## PROBLEM DESCRIPTION
Pick out every line holding the string "chedetofficial" and copy it.

** START OF STORED DATA **

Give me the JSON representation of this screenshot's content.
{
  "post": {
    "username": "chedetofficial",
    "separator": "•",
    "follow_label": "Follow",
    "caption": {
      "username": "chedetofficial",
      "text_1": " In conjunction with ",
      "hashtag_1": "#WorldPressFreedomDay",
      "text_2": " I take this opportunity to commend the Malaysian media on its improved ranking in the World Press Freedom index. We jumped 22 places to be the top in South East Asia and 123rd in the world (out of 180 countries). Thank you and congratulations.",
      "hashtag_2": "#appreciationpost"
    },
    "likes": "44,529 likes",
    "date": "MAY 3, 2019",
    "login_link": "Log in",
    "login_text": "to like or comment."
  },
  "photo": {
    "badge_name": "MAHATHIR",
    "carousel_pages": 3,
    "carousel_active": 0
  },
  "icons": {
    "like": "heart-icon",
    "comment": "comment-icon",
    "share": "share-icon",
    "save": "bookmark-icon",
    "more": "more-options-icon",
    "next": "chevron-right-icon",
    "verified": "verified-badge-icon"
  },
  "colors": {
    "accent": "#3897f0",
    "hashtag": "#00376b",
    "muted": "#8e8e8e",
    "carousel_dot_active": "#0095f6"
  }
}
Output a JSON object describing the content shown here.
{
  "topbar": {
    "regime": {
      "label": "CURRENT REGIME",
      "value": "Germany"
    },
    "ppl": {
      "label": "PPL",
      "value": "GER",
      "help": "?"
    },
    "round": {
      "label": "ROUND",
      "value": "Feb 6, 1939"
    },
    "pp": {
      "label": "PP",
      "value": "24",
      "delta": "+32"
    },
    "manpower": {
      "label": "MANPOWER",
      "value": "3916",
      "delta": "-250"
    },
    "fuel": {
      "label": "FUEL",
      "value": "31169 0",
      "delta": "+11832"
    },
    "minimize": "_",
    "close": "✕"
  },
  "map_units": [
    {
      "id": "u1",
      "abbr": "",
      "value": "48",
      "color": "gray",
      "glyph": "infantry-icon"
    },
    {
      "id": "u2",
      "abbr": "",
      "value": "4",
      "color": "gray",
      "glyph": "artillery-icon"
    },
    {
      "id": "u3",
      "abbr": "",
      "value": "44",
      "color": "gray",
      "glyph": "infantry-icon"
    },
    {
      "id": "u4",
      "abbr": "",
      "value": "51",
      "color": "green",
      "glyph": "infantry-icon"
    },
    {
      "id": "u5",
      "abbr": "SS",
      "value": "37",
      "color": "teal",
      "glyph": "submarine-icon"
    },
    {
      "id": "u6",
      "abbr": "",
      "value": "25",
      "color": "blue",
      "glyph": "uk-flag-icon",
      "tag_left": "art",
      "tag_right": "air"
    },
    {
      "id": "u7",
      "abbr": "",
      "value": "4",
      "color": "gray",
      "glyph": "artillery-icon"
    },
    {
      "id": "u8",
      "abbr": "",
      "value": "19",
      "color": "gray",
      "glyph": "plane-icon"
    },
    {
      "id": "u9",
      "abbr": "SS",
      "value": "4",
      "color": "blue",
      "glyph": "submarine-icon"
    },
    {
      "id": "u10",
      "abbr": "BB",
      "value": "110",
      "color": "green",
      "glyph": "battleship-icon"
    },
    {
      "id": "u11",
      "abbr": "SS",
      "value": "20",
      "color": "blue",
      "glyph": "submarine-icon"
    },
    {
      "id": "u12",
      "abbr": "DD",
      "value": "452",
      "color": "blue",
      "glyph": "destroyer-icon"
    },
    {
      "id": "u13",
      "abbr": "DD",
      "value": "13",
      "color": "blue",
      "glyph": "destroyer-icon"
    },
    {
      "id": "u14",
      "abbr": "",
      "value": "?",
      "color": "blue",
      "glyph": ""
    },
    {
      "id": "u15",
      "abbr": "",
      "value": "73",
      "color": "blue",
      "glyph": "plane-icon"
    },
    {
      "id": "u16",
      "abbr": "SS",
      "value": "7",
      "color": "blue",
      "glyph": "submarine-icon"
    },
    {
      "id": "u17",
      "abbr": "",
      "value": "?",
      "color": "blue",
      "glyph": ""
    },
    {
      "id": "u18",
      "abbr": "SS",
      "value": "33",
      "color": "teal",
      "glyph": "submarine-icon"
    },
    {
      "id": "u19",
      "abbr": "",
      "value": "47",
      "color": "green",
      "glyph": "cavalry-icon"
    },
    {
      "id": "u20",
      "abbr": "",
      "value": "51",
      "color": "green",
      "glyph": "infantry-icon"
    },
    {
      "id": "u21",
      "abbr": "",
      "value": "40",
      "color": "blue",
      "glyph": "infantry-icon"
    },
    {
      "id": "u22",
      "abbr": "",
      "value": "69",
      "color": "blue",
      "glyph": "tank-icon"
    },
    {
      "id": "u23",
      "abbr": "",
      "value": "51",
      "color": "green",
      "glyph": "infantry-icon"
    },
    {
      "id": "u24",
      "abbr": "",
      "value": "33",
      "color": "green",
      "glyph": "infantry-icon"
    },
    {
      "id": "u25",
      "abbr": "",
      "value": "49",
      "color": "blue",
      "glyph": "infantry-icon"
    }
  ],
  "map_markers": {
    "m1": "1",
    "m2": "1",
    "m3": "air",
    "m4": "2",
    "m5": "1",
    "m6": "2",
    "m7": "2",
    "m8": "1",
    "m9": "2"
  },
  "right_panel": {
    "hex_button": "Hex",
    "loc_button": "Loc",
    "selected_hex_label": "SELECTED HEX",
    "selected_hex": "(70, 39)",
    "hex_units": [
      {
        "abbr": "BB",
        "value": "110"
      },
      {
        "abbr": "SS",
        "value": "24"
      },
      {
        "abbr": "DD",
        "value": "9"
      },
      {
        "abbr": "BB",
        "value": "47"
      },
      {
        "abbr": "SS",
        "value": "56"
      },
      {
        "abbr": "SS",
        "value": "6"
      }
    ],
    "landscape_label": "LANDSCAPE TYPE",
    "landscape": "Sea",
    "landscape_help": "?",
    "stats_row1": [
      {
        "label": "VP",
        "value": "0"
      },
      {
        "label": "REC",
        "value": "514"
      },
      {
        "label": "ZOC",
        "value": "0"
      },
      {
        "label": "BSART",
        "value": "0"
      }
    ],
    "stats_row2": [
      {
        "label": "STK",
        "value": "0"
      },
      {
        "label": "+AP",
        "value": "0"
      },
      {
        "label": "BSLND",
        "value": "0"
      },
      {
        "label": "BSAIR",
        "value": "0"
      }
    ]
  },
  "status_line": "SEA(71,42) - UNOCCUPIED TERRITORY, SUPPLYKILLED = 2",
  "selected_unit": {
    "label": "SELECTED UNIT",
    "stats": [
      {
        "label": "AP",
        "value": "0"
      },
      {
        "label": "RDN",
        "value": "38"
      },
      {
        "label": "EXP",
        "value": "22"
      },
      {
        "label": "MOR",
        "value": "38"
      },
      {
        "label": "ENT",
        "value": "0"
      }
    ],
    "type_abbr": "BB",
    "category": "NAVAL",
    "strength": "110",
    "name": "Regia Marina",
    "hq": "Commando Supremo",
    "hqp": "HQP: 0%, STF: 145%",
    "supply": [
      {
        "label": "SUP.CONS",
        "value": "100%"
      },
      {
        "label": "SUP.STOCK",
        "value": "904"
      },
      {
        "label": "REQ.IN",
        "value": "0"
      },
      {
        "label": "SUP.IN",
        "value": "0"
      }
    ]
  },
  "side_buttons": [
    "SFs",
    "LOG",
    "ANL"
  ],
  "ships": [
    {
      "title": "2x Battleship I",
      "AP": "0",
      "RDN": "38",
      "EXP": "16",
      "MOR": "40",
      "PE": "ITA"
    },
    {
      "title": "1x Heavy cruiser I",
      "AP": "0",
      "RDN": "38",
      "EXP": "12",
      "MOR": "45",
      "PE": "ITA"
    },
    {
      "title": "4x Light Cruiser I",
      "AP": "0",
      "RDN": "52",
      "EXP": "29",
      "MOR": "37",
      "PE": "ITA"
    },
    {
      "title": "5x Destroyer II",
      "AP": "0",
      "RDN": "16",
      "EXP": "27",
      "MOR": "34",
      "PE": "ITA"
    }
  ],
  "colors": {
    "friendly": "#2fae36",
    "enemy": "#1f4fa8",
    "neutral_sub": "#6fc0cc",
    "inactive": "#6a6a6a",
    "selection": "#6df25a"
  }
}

** END OF STORED DATA **

## TASK SOLUTION
    "username": "chedetofficial",
      "username": "chedetofficial",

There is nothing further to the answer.